Request: Word for word, set down the records and skip each picture.

Data for this task:

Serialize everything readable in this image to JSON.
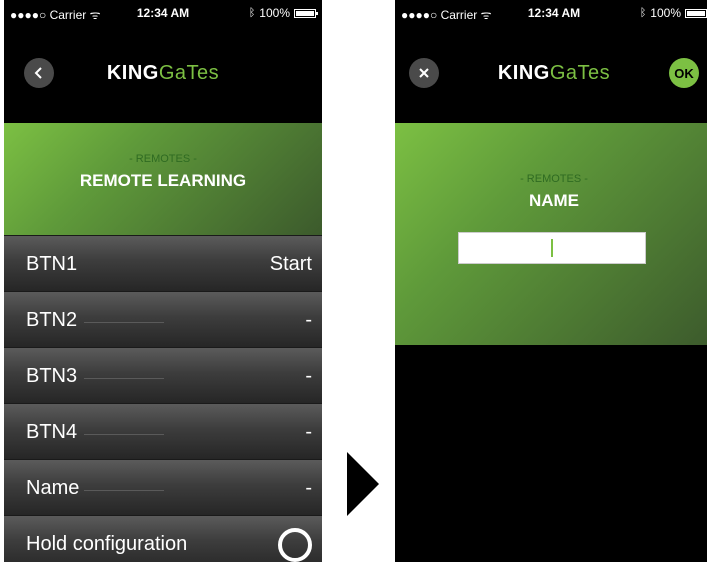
{
  "left": {
    "status": {
      "carrier": "●●●●○ Carrier ᯤ",
      "time": "12:34 AM",
      "battery": "100%"
    },
    "logo": {
      "bold": "KING",
      "light": "GaTes"
    },
    "hero": {
      "subtitle": "- REMOTES -",
      "title": "REMOTE LEARNING"
    },
    "rows": [
      {
        "label": "BTN1",
        "value": "Start"
      },
      {
        "label": "BTN2",
        "value": "-"
      },
      {
        "label": "BTN3",
        "value": "-"
      },
      {
        "label": "BTN4",
        "value": "-"
      },
      {
        "label": "Name",
        "value": "-"
      },
      {
        "label": "Hold configuration",
        "value": ""
      }
    ]
  },
  "right": {
    "status": {
      "carrier": "●●●●○ Carrier ᯤ",
      "time": "12:34 AM",
      "battery": "100%"
    },
    "logo": {
      "bold": "KING",
      "light": "GaTes"
    },
    "ok_label": "OK",
    "hero": {
      "subtitle": "- REMOTES -",
      "title": "NAME"
    },
    "input": {
      "value": ""
    }
  },
  "icons": {
    "back": "back-chevron-icon",
    "close": "close-icon",
    "bluetooth": "bluetooth-icon",
    "arrow": "next-arrow-icon"
  },
  "colors": {
    "accent": "#7cc043",
    "background": "#000000"
  }
}
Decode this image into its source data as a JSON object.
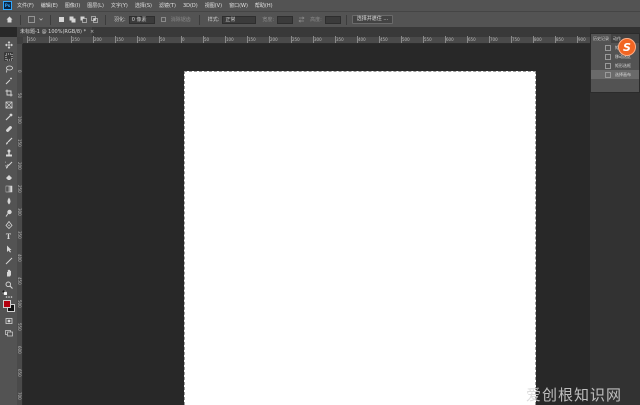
{
  "app": {
    "logo": "Ps",
    "menu": [
      "文件(F)",
      "编辑(E)",
      "图像(I)",
      "图层(L)",
      "文字(Y)",
      "选择(S)",
      "滤镜(T)",
      "3D(D)",
      "视图(V)",
      "窗口(W)",
      "帮助(H)"
    ]
  },
  "options": {
    "feather_label": "羽化:",
    "feather_value": "0 像素",
    "antialias_label": "消除锯齿",
    "style_label": "样式:",
    "style_value": "正常",
    "width_label": "宽度:",
    "height_label": "高度:",
    "select_mask_button": "选择并遮住 ..."
  },
  "document": {
    "tab_title": "未标题-1 @ 100%(RGB/8) *",
    "close": "×",
    "ruler_h": [
      "350",
      "300",
      "250",
      "200",
      "150",
      "100",
      "50",
      "0",
      "50",
      "100",
      "150",
      "200",
      "250",
      "300",
      "350",
      "400",
      "450",
      "500",
      "550",
      "600",
      "650",
      "700",
      "750",
      "800",
      "850",
      "900"
    ],
    "ruler_v": [
      "0",
      "50",
      "100",
      "150",
      "200",
      "250",
      "300",
      "350",
      "400",
      "450",
      "500",
      "550",
      "600",
      "650",
      "700"
    ]
  },
  "history_panel": {
    "tabs": [
      "历史记录",
      "动作"
    ],
    "items": [
      "矩形选框",
      "移动选区",
      "矩形选框",
      "选择画布"
    ],
    "selected_index": 3
  },
  "tools": [
    "move",
    "marquee",
    "lasso",
    "magic-wand",
    "crop",
    "frame",
    "eyedropper",
    "healing",
    "brush",
    "stamp",
    "history-brush",
    "eraser",
    "gradient",
    "blur",
    "dodge",
    "pen",
    "type",
    "path-select",
    "shape",
    "hand",
    "zoom",
    "more"
  ],
  "colors": {
    "foreground": "#b3000f",
    "background": "#111111",
    "accent": "#31a8ff",
    "watermark": "#f26522"
  },
  "watermark": {
    "badge": "S",
    "text": "爱创根知识网"
  }
}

Output for this exercise:
Serialize everything readable in this image to JSON.
{
  "left": {
    "status": {
      "carrier": "●●●●○ Carrier ᯤ",
      "time": "12:34 AM",
      "battery": "100%"
    },
    "logo": {
      "bold": "KING",
      "light": "GaTes"
    },
    "hero": {
      "subtitle": "- REMOTES -",
      "title": "REMOTE LEARNING"
    },
    "rows": [
      {
        "label": "BTN1",
        "value": "Start"
      },
      {
        "label": "BTN2",
        "value": "-"
      },
      {
        "label": "BTN3",
        "value": "-"
      },
      {
        "label": "BTN4",
        "value": "-"
      },
      {
        "label": "Name",
        "value": "-"
      },
      {
        "label": "Hold configuration",
        "value": ""
      }
    ]
  },
  "right": {
    "status": {
      "carrier": "●●●●○ Carrier ᯤ",
      "time": "12:34 AM",
      "battery": "100%"
    },
    "logo": {
      "bold": "KING",
      "light": "GaTes"
    },
    "ok_label": "OK",
    "hero": {
      "subtitle": "- REMOTES -",
      "title": "NAME"
    },
    "input": {
      "value": ""
    }
  },
  "icons": {
    "back": "back-chevron-icon",
    "close": "close-icon",
    "bluetooth": "bluetooth-icon",
    "arrow": "next-arrow-icon"
  },
  "colors": {
    "accent": "#7cc043",
    "background": "#000000"
  }
}
Decode this image into its source data as a JSON object.
{
  "app": {
    "logo": "Ps",
    "menu": [
      "文件(F)",
      "编辑(E)",
      "图像(I)",
      "图层(L)",
      "文字(Y)",
      "选择(S)",
      "滤镜(T)",
      "3D(D)",
      "视图(V)",
      "窗口(W)",
      "帮助(H)"
    ]
  },
  "options": {
    "feather_label": "羽化:",
    "feather_value": "0 像素",
    "antialias_label": "消除锯齿",
    "style_label": "样式:",
    "style_value": "正常",
    "width_label": "宽度:",
    "height_label": "高度:",
    "select_mask_button": "选择并遮住 ..."
  },
  "document": {
    "tab_title": "未标题-1 @ 100%(RGB/8) *",
    "close": "×",
    "ruler_h": [
      "350",
      "300",
      "250",
      "200",
      "150",
      "100",
      "50",
      "0",
      "50",
      "100",
      "150",
      "200",
      "250",
      "300",
      "350",
      "400",
      "450",
      "500",
      "550",
      "600",
      "650",
      "700",
      "750",
      "800",
      "850",
      "900"
    ],
    "ruler_v": [
      "0",
      "50",
      "100",
      "150",
      "200",
      "250",
      "300",
      "350",
      "400",
      "450",
      "500",
      "550",
      "600",
      "650",
      "700"
    ]
  },
  "history_panel": {
    "tabs": [
      "历史记录",
      "动作"
    ],
    "items": [
      "矩形选框",
      "移动选区",
      "矩形选框",
      "选择画布"
    ],
    "selected_index": 3
  },
  "tools": [
    "move",
    "marquee",
    "lasso",
    "magic-wand",
    "crop",
    "frame",
    "eyedropper",
    "healing",
    "brush",
    "stamp",
    "history-brush",
    "eraser",
    "gradient",
    "blur",
    "dodge",
    "pen",
    "type",
    "path-select",
    "shape",
    "hand",
    "zoom",
    "more"
  ],
  "colors": {
    "foreground": "#b3000f",
    "background": "#111111",
    "accent": "#31a8ff",
    "watermark": "#f26522"
  },
  "watermark": {
    "badge": "S",
    "text": "爱创根知识网"
  }
}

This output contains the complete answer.